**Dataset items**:
::::::::::

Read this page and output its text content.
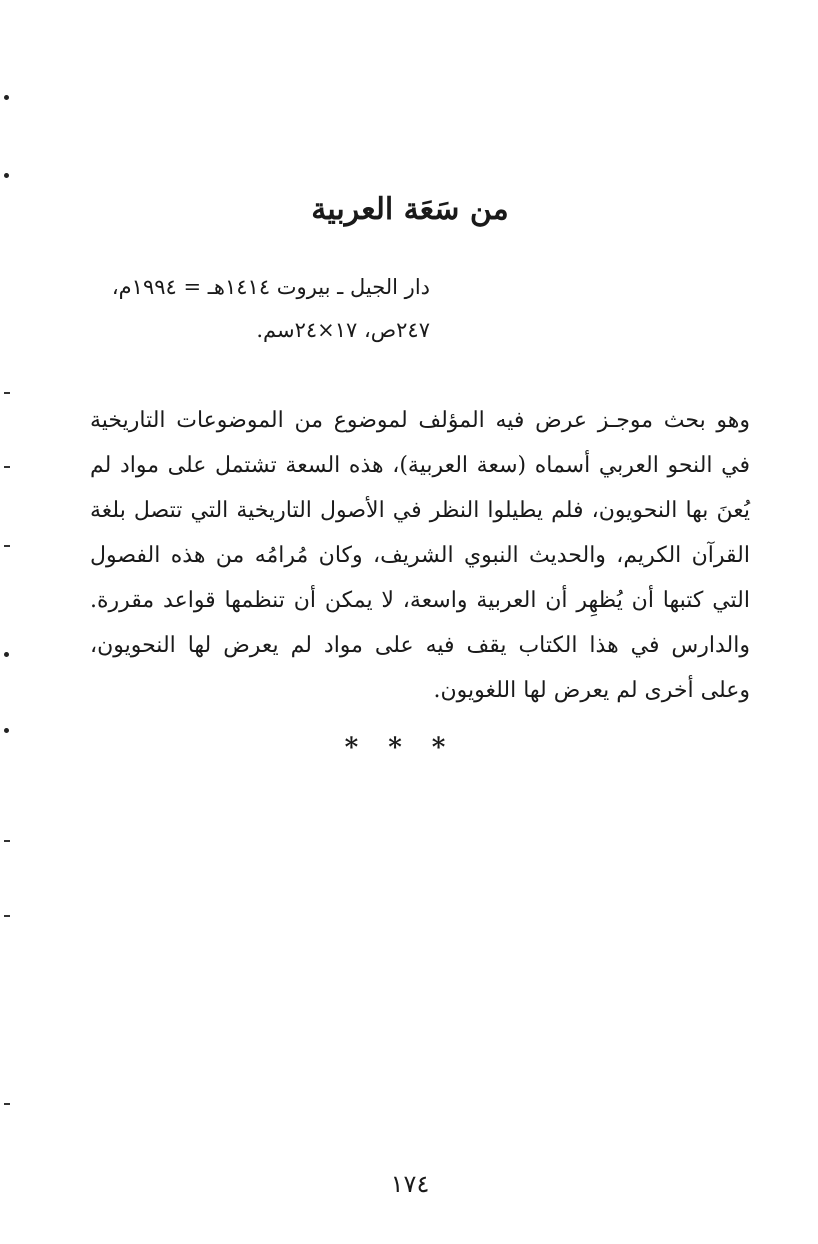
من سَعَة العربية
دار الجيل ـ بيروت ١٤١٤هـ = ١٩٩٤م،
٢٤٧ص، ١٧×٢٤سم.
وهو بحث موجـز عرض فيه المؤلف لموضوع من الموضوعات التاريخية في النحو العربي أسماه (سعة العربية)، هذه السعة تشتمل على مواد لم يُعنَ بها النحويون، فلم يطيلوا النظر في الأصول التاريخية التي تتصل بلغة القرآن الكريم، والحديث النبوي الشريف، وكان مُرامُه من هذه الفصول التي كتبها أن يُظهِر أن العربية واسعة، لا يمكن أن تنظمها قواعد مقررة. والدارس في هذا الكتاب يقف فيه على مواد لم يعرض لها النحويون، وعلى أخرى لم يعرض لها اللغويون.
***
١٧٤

::::::::::

**What the exercise asks**: Quote the records above in full, dropping each picture.

**Answer in full**:
Read this page and output its text content.
من سَعَة العربية
دار الجيل ـ بيروت ١٤١٤هـ = ١٩٩٤م،
٢٤٧ص، ١٧×٢٤سم.
وهو بحث موجـز عرض فيه المؤلف لموضوع من الموضوعات التاريخية في النحو العربي أسماه (سعة العربية)، هذه السعة تشتمل على مواد لم يُعنَ بها النحويون، فلم يطيلوا النظر في الأصول التاريخية التي تتصل بلغة القرآن الكريم، والحديث النبوي الشريف، وكان مُرامُه من هذه الفصول التي كتبها أن يُظهِر أن العربية واسعة، لا يمكن أن تنظمها قواعد مقررة. والدارس في هذا الكتاب يقف فيه على مواد لم يعرض لها النحويون، وعلى أخرى لم يعرض لها اللغويون.
***
١٧٤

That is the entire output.